Task goal >> Show every line in the records below that contains the word "title".

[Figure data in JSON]
>>>>

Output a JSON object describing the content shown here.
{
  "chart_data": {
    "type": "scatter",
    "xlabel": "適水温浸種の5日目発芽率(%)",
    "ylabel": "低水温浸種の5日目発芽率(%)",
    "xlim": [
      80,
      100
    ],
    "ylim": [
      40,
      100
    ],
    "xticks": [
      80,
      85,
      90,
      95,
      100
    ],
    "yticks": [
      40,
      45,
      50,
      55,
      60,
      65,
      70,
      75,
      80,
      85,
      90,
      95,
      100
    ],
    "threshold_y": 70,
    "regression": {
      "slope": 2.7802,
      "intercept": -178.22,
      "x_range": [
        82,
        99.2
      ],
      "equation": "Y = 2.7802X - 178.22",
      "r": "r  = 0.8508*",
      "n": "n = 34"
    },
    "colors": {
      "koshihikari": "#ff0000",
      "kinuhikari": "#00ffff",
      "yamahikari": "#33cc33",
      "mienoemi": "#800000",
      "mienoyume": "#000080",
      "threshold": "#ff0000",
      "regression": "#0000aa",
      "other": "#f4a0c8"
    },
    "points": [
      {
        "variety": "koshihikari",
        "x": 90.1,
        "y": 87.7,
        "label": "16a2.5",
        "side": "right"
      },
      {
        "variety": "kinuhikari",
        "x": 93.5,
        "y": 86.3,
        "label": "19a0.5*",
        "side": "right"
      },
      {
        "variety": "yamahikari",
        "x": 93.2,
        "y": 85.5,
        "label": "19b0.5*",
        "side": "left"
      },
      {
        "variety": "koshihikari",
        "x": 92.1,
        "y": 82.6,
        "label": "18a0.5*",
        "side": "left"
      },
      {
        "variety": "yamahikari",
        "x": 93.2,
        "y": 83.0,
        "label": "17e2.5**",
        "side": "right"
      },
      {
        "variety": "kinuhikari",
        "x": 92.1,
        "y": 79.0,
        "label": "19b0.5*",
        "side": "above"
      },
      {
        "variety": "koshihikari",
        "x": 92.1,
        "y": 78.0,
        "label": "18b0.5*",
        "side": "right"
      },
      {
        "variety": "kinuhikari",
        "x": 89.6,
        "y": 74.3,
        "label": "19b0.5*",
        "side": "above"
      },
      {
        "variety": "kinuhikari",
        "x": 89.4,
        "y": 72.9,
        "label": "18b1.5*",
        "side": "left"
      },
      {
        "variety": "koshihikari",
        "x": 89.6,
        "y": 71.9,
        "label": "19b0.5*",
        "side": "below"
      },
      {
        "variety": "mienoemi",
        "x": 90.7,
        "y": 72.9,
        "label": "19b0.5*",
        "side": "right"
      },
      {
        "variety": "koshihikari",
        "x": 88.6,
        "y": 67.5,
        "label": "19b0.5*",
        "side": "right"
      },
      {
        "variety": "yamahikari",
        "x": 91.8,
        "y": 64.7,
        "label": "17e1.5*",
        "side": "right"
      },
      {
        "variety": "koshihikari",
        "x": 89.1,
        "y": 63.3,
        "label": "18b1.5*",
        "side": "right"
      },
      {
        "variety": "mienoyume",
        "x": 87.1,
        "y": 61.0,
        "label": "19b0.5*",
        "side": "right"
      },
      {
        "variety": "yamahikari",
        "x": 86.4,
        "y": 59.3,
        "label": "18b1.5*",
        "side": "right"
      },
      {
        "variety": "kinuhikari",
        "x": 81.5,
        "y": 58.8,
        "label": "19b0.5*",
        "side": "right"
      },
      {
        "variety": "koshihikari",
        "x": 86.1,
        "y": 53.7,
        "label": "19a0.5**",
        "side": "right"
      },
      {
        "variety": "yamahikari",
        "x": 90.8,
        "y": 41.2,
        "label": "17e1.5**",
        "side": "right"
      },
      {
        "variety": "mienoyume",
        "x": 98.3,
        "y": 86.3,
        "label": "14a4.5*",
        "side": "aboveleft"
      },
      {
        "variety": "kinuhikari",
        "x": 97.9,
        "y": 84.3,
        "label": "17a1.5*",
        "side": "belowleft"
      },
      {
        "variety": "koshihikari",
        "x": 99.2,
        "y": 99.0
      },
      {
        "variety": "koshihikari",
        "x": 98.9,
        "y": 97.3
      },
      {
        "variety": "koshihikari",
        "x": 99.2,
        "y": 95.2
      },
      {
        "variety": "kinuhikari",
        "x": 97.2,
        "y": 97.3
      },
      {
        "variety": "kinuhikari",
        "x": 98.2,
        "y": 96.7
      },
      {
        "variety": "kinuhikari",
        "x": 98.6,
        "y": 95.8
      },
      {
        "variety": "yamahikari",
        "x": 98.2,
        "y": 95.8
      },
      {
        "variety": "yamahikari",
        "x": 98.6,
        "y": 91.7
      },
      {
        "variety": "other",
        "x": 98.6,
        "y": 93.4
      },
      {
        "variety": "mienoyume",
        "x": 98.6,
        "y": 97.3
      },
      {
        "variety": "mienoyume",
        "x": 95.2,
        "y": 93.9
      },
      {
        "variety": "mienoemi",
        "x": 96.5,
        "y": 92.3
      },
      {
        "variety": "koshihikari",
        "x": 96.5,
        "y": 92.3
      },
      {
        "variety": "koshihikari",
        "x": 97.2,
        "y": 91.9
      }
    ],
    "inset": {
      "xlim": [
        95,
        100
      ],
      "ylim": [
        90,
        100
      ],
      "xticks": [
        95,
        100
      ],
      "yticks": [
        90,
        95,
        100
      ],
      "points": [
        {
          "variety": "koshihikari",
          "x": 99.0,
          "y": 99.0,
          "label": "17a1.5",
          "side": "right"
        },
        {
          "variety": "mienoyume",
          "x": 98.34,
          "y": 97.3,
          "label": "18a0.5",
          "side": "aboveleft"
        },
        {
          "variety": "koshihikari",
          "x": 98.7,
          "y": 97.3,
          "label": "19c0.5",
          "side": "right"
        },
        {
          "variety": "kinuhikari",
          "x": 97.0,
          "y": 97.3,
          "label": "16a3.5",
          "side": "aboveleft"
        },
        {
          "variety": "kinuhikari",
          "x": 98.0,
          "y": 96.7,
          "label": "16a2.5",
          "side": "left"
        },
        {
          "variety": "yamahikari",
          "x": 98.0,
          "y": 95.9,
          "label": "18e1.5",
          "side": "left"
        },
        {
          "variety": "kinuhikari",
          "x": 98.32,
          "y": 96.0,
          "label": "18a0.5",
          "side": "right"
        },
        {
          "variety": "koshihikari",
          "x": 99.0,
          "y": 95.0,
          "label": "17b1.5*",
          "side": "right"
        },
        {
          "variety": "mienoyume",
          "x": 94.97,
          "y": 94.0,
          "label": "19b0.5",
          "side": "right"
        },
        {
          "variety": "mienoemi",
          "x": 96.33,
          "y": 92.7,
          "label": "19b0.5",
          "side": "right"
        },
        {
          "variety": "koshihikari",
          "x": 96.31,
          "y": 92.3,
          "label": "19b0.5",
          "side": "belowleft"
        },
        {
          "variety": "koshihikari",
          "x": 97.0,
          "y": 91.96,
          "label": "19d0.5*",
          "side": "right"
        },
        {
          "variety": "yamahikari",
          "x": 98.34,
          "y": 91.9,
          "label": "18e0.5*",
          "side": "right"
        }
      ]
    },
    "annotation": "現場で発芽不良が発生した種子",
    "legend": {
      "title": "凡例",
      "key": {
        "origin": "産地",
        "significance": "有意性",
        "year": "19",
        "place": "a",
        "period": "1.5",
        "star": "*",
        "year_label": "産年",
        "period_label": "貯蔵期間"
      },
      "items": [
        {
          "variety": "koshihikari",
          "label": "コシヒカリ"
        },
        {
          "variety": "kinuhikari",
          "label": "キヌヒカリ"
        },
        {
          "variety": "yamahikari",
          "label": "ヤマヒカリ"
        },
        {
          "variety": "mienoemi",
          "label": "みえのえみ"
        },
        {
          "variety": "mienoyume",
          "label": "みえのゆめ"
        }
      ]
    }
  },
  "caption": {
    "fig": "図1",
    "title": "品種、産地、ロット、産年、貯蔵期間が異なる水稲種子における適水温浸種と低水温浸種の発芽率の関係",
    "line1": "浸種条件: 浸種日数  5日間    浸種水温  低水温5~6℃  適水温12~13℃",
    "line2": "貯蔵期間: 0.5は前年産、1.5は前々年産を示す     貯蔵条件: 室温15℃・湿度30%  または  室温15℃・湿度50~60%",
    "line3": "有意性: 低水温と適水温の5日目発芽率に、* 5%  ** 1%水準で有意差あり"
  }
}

<<<<

Solved problem >>
      "title": "凡例",
    "title": "品種、産地、ロット、産年、貯蔵期間が異なる水稲種子における適水温浸種と低水温浸種の発芽率の関係",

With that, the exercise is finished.